### To do
Only the pictures are omitted; repeat all other data exactly.

— START OF Records for the exercise —

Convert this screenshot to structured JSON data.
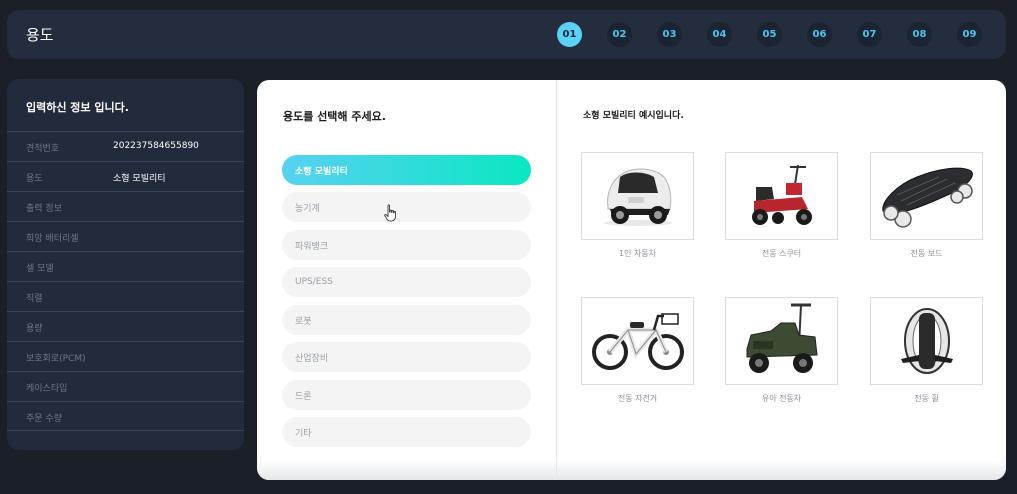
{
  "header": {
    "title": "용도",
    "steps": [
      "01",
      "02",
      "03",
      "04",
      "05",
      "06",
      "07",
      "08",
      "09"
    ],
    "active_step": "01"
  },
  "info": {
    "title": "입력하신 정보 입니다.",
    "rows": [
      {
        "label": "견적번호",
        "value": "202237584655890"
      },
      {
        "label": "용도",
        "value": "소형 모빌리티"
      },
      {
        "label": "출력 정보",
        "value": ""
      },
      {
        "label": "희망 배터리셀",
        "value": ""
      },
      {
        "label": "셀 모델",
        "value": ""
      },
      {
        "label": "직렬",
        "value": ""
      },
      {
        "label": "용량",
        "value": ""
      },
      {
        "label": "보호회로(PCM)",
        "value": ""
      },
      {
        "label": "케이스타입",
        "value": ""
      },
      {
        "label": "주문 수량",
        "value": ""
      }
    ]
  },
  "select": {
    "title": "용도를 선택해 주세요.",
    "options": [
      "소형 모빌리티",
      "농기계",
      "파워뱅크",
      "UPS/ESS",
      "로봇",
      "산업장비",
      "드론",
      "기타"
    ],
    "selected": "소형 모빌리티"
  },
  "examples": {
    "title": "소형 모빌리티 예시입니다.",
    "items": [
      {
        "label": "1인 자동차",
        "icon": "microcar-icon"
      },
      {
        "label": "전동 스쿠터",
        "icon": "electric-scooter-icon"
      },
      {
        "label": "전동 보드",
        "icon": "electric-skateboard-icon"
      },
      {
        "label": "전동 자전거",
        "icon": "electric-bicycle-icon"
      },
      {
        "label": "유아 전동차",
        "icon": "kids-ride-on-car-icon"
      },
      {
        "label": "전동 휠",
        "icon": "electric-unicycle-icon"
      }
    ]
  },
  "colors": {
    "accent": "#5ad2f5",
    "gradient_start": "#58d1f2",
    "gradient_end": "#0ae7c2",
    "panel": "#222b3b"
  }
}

— END OF Records for the exercise —

### Output of the task
Convert this screenshot to structured JSON data.
{
  "header": {
    "title": "용도",
    "steps": [
      "01",
      "02",
      "03",
      "04",
      "05",
      "06",
      "07",
      "08",
      "09"
    ],
    "active_step": "01"
  },
  "info": {
    "title": "입력하신 정보 입니다.",
    "rows": [
      {
        "label": "견적번호",
        "value": "202237584655890"
      },
      {
        "label": "용도",
        "value": "소형 모빌리티"
      },
      {
        "label": "출력 정보",
        "value": ""
      },
      {
        "label": "희망 배터리셀",
        "value": ""
      },
      {
        "label": "셀 모델",
        "value": ""
      },
      {
        "label": "직렬",
        "value": ""
      },
      {
        "label": "용량",
        "value": ""
      },
      {
        "label": "보호회로(PCM)",
        "value": ""
      },
      {
        "label": "케이스타입",
        "value": ""
      },
      {
        "label": "주문 수량",
        "value": ""
      }
    ]
  },
  "select": {
    "title": "용도를 선택해 주세요.",
    "options": [
      "소형 모빌리티",
      "농기계",
      "파워뱅크",
      "UPS/ESS",
      "로봇",
      "산업장비",
      "드론",
      "기타"
    ],
    "selected": "소형 모빌리티"
  },
  "examples": {
    "title": "소형 모빌리티 예시입니다.",
    "items": [
      {
        "label": "1인 자동차",
        "icon": "microcar-icon"
      },
      {
        "label": "전동 스쿠터",
        "icon": "electric-scooter-icon"
      },
      {
        "label": "전동 보드",
        "icon": "electric-skateboard-icon"
      },
      {
        "label": "전동 자전거",
        "icon": "electric-bicycle-icon"
      },
      {
        "label": "유아 전동차",
        "icon": "kids-ride-on-car-icon"
      },
      {
        "label": "전동 휠",
        "icon": "electric-unicycle-icon"
      }
    ]
  },
  "colors": {
    "accent": "#5ad2f5",
    "gradient_start": "#58d1f2",
    "gradient_end": "#0ae7c2",
    "panel": "#222b3b"
  }
}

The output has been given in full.